▶ WHAT THE TASK ASKS
Check every line below for the string "technológia", and copy the lines that contain it.

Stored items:
** begin **
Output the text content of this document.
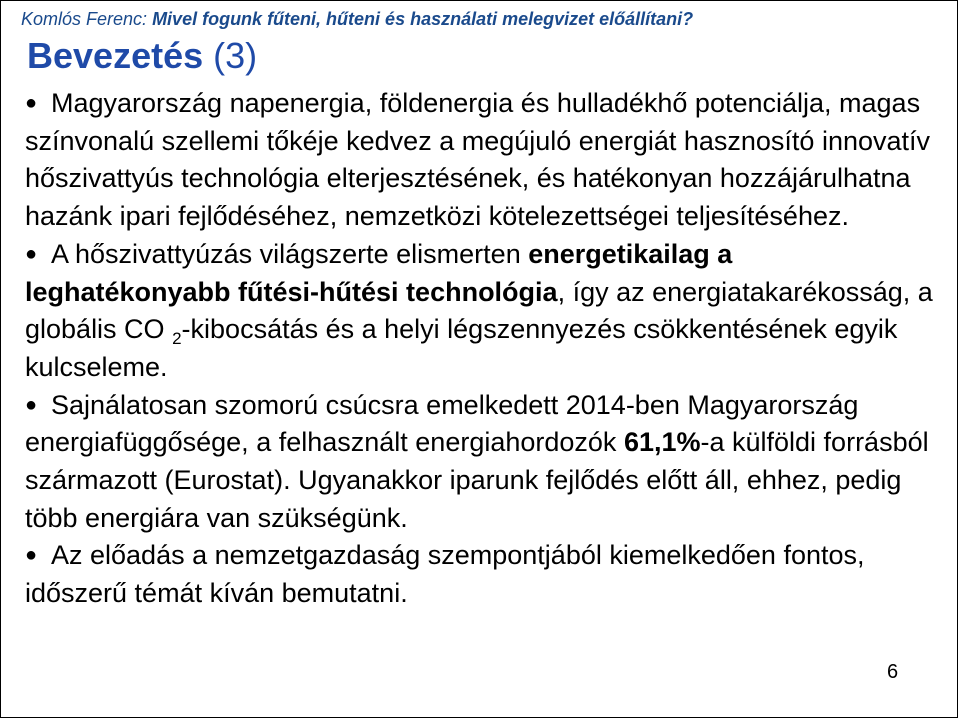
Komlós Ferenc: Mivel fogunk fűteni, hűteni és használati melegvizet előállítani?
Bevezetés (3)

● Magyarország napenergia, földenergia és hulladékhő potenciálja, magas színvonalú szellemi tőkéje kedvez a megújuló energiát hasznosító innovatív hőszivattyús technológia elterjesztésének, és hatékonyan hozzájárulhatna hazánk ipari fejlődéséhez, nemzetközi kötelezettségei teljesítéséhez.

● A hőszivattyúzás világszerte elismerten energetikailag a leghatékonyabb fűtési-hűtési technológia, így az energiatakarékosság, a globális CO $_2$-kibocsátás és a helyi légszennyezés csökkentésének egyik kulcseleme.

● Sajnálatosan szomorú csúcsra emelkedett 2014-ben Magyarország energiafüggősége, a felhasznált energiahordozók 61,1%-a külföldi forrásból származott (Eurostat). Ugyanakkor iparunk fejlődés előtt áll, ehhez, pedig több energiára van szükségünk.

● Az előadás a nemzetgazdaság szempontjából kiemelkedően fontos, időszerű témát kíván bemutatni.

6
** end **
▶ RESULT OF THE EXERCISE
● Magyarország napenergia, földenergia és hulladékhő potenciálja, magas színvonalú szellemi tőkéje kedvez a megújuló energiát hasznosító innovatív hőszivattyús technológia elterjesztésének, és hatékonyan hozzájárulhatna hazánk ipari fejlődéséhez, nemzetközi kötelezettségei teljesítéséhez.
● A hőszivattyúzás világszerte elismerten energetikailag a leghatékonyabb fűtési-hűtési technológia, így az energiatakarékosság, a globális CO $_2$-kibocsátás és a helyi légszennyezés csökkentésének egyik kulcseleme.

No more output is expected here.